>> Begin

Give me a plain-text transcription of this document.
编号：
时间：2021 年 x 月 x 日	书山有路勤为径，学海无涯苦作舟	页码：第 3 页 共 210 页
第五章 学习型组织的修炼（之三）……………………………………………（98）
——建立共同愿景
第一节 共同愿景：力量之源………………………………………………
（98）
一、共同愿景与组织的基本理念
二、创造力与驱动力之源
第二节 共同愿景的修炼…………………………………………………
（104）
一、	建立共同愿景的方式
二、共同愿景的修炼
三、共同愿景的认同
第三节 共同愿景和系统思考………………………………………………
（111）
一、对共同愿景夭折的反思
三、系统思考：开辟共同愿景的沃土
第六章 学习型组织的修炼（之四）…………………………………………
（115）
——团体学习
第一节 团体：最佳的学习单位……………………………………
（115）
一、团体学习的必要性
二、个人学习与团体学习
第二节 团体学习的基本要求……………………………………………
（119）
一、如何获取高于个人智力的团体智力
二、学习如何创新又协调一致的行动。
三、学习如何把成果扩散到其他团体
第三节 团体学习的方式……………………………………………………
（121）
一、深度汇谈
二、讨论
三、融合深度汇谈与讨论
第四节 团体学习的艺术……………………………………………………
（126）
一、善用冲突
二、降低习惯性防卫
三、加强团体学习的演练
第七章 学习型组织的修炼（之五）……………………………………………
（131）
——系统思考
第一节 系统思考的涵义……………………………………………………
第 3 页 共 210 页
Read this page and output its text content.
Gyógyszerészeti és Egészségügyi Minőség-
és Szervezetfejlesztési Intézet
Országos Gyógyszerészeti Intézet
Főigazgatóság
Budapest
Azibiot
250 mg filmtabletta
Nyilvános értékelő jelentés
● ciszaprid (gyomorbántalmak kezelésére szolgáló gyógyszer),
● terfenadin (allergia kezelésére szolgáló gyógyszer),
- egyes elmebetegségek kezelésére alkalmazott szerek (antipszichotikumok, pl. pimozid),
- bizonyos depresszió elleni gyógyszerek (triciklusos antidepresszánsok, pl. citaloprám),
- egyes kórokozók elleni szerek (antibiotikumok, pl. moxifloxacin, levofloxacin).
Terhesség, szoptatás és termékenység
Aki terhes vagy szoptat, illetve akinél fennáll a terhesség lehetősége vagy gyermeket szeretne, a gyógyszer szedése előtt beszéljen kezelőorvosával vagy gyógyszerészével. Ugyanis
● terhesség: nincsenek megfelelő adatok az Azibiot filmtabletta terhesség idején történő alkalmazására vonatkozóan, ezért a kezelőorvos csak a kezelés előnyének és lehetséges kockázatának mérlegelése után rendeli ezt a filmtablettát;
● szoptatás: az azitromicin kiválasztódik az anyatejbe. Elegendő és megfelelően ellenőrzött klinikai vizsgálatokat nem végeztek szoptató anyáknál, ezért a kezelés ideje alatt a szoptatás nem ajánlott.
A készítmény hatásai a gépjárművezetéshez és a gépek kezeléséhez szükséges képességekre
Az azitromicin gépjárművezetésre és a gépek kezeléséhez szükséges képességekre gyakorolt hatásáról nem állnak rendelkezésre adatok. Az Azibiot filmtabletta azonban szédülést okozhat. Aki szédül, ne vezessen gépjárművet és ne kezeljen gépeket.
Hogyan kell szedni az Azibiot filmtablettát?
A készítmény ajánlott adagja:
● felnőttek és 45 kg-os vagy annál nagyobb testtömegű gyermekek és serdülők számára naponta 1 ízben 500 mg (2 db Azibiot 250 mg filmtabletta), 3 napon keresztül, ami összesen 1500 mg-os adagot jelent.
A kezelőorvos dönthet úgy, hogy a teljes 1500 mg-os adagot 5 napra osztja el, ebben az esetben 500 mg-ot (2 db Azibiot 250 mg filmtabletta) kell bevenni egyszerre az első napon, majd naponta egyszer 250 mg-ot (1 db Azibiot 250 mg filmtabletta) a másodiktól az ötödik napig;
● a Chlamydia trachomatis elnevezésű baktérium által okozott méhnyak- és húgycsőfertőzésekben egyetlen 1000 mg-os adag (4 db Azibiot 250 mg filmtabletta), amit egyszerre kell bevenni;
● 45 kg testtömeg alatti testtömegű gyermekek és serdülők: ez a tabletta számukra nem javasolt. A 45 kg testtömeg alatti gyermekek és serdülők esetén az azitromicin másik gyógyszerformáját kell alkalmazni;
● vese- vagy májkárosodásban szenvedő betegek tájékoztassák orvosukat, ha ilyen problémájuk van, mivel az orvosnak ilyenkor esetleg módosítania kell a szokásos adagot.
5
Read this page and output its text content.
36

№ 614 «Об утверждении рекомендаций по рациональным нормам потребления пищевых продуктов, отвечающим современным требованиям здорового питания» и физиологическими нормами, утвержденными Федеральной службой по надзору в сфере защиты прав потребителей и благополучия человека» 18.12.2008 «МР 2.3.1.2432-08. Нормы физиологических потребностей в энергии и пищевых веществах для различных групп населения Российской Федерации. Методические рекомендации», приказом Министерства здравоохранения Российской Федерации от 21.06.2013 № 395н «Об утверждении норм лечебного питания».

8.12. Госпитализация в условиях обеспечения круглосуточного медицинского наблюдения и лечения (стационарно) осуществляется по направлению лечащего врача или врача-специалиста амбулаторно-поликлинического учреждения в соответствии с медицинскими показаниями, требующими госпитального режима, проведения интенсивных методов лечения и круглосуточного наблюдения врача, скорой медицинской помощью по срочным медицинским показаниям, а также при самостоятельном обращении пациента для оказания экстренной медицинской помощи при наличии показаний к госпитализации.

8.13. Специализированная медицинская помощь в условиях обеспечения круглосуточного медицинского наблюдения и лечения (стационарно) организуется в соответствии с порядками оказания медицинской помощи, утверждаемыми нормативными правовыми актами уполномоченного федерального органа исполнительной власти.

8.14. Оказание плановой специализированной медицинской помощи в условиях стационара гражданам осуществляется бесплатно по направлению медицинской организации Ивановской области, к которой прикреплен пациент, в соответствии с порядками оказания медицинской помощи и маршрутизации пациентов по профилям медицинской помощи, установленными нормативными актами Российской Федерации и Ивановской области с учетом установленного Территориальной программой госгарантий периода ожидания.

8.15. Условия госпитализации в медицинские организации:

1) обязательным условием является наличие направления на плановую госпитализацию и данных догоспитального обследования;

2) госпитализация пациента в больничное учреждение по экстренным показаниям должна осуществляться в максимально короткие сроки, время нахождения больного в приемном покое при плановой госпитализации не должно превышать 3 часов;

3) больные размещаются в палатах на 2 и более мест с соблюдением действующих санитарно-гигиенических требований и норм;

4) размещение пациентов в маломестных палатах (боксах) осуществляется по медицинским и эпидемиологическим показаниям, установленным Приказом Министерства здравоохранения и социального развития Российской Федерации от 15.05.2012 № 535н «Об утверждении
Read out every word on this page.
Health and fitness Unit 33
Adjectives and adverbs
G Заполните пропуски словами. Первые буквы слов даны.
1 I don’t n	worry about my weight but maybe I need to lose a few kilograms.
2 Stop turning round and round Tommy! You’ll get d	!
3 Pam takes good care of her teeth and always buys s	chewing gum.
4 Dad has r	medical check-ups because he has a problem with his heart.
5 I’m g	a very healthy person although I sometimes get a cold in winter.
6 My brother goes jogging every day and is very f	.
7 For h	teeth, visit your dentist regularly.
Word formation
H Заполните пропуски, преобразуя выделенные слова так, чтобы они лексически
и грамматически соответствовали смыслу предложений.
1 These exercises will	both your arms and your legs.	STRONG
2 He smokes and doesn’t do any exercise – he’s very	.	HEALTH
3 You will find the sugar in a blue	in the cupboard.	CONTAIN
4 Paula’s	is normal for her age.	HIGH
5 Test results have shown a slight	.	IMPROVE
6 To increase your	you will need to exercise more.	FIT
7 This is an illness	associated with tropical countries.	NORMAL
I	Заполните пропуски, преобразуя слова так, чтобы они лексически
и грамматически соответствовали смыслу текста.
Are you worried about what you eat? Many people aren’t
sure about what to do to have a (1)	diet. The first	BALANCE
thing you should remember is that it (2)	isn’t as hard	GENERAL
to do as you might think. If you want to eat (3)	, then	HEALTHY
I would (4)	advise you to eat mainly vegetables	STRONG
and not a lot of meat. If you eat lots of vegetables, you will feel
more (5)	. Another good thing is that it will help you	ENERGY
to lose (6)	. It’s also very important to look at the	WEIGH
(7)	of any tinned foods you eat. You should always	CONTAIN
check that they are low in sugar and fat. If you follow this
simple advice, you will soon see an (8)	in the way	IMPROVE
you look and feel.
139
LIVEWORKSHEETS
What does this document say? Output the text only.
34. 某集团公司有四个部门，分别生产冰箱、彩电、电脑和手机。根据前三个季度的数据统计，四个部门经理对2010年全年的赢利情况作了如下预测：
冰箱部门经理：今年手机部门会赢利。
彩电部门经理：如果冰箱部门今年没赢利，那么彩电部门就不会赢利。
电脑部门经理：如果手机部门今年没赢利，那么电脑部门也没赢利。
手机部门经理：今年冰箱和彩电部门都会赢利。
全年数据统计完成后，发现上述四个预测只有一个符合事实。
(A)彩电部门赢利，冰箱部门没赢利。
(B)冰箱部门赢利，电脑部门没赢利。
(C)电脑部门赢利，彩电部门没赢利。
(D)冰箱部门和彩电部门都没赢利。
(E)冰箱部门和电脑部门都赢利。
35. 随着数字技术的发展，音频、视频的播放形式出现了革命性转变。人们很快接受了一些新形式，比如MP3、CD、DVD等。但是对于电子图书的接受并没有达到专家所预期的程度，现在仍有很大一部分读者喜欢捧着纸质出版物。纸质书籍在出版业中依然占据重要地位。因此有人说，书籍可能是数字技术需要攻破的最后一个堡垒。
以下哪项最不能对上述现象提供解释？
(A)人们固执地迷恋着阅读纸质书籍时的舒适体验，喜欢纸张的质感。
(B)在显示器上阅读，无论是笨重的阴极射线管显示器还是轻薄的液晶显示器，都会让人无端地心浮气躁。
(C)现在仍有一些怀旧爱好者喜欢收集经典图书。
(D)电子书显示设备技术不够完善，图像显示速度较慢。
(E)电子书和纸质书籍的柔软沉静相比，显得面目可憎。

>> End

# Job:
Provide the number of lines in the entries that include "serdülők", and no other text.

# The response:
2